*TASK DESCRIPTION:*
Output the data below in full, byte for byte. Nothing may differ.

========

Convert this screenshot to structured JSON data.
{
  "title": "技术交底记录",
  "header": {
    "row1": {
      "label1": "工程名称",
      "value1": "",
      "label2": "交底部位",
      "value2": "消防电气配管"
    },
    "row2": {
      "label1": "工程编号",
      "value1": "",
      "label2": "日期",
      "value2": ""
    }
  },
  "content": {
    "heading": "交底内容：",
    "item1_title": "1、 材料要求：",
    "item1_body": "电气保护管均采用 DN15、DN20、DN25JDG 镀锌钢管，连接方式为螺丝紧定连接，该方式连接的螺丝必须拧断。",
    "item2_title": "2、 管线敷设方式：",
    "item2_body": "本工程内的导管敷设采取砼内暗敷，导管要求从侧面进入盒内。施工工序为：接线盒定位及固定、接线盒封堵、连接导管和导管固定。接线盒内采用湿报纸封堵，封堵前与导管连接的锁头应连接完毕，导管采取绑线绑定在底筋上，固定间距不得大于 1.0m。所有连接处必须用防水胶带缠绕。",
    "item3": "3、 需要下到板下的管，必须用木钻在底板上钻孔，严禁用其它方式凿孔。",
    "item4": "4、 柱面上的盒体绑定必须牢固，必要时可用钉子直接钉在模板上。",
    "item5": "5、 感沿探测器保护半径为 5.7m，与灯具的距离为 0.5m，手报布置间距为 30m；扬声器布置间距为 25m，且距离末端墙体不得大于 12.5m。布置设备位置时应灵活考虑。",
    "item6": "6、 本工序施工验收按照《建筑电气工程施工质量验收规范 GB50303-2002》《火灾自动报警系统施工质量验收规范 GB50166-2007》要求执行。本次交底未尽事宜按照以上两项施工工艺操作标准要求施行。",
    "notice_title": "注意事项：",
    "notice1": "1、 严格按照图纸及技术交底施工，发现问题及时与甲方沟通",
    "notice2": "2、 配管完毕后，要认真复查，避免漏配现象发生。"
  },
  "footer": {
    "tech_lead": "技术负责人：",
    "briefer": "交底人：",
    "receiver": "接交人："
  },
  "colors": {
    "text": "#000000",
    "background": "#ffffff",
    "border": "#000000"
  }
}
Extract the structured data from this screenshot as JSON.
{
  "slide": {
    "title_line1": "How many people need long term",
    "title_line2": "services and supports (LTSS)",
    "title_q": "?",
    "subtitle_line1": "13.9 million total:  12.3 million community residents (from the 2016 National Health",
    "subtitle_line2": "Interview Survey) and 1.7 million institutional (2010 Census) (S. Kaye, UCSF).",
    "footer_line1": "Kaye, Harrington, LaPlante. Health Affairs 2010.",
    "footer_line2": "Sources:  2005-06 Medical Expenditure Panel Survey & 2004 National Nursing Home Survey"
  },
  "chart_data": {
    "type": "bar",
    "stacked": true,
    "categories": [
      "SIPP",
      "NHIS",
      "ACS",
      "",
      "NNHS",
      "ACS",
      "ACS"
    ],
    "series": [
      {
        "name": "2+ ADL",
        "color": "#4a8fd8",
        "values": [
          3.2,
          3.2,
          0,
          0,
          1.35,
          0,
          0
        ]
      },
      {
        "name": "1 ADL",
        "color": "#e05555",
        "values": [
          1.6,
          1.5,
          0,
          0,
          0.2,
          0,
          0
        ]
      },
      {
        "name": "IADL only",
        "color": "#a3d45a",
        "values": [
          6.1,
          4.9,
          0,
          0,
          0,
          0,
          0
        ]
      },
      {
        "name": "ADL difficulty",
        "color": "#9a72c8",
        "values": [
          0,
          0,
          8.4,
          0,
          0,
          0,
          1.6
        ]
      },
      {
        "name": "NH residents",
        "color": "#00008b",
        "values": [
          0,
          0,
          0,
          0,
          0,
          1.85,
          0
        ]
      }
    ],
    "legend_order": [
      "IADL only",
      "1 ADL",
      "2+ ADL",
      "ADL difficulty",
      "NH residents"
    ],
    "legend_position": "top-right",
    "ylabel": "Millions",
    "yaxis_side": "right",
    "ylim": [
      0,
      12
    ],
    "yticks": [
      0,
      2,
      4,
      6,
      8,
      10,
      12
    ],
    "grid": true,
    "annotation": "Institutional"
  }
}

========

*RESULT:*
Convert this screenshot to structured JSON data.
{
  "title": "技术交底记录",
  "header": {
    "row1": {
      "label1": "工程名称",
      "value1": "",
      "label2": "交底部位",
      "value2": "消防电气配管"
    },
    "row2": {
      "label1": "工程编号",
      "value1": "",
      "label2": "日期",
      "value2": ""
    }
  },
  "content": {
    "heading": "交底内容：",
    "item1_title": "1、 材料要求：",
    "item1_body": "电气保护管均采用 DN15、DN20、DN25JDG 镀锌钢管，连接方式为螺丝紧定连接，该方式连接的螺丝必须拧断。",
    "item2_title": "2、 管线敷设方式：",
    "item2_body": "本工程内的导管敷设采取砼内暗敷，导管要求从侧面进入盒内。施工工序为：接线盒定位及固定、接线盒封堵、连接导管和导管固定。接线盒内采用湿报纸封堵，封堵前与导管连接的锁头应连接完毕，导管采取绑线绑定在底筋上，固定间距不得大于 1.0m。所有连接处必须用防水胶带缠绕。",
    "item3": "3、 需要下到板下的管，必须用木钻在底板上钻孔，严禁用其它方式凿孔。",
    "item4": "4、 柱面上的盒体绑定必须牢固，必要时可用钉子直接钉在模板上。",
    "item5": "5、 感沿探测器保护半径为 5.7m，与灯具的距离为 0.5m，手报布置间距为 30m；扬声器布置间距为 25m，且距离末端墙体不得大于 12.5m。布置设备位置时应灵活考虑。",
    "item6": "6、 本工序施工验收按照《建筑电气工程施工质量验收规范 GB50303-2002》《火灾自动报警系统施工质量验收规范 GB50166-2007》要求执行。本次交底未尽事宜按照以上两项施工工艺操作标准要求施行。",
    "notice_title": "注意事项：",
    "notice1": "1、 严格按照图纸及技术交底施工，发现问题及时与甲方沟通",
    "notice2": "2、 配管完毕后，要认真复查，避免漏配现象发生。"
  },
  "footer": {
    "tech_lead": "技术负责人：",
    "briefer": "交底人：",
    "receiver": "接交人："
  },
  "colors": {
    "text": "#000000",
    "background": "#ffffff",
    "border": "#000000"
  }
}
Extract the structured data from this screenshot as JSON.
{
  "slide": {
    "title_line1": "How many people need long term",
    "title_line2": "services and supports (LTSS)",
    "title_q": "?",
    "subtitle_line1": "13.9 million total:  12.3 million community residents (from the 2016 National Health",
    "subtitle_line2": "Interview Survey) and 1.7 million institutional (2010 Census) (S. Kaye, UCSF).",
    "footer_line1": "Kaye, Harrington, LaPlante. Health Affairs 2010.",
    "footer_line2": "Sources:  2005-06 Medical Expenditure Panel Survey & 2004 National Nursing Home Survey"
  },
  "chart_data": {
    "type": "bar",
    "stacked": true,
    "categories": [
      "SIPP",
      "NHIS",
      "ACS",
      "",
      "NNHS",
      "ACS",
      "ACS"
    ],
    "series": [
      {
        "name": "2+ ADL",
        "color": "#4a8fd8",
        "values": [
          3.2,
          3.2,
          0,
          0,
          1.35,
          0,
          0
        ]
      },
      {
        "name": "1 ADL",
        "color": "#e05555",
        "values": [
          1.6,
          1.5,
          0,
          0,
          0.2,
          0,
          0
        ]
      },
      {
        "name": "IADL only",
        "color": "#a3d45a",
        "values": [
          6.1,
          4.9,
          0,
          0,
          0,
          0,
          0
        ]
      },
      {
        "name": "ADL difficulty",
        "color": "#9a72c8",
        "values": [
          0,
          0,
          8.4,
          0,
          0,
          0,
          1.6
        ]
      },
      {
        "name": "NH residents",
        "color": "#00008b",
        "values": [
          0,
          0,
          0,
          0,
          0,
          1.85,
          0
        ]
      }
    ],
    "legend_order": [
      "IADL only",
      "1 ADL",
      "2+ ADL",
      "ADL difficulty",
      "NH residents"
    ],
    "legend_position": "top-right",
    "ylabel": "Millions",
    "yaxis_side": "right",
    "ylim": [
      0,
      12
    ],
    "yticks": [
      0,
      2,
      4,
      6,
      8,
      10,
      12
    ],
    "grid": true,
    "annotation": "Institutional"
  }
}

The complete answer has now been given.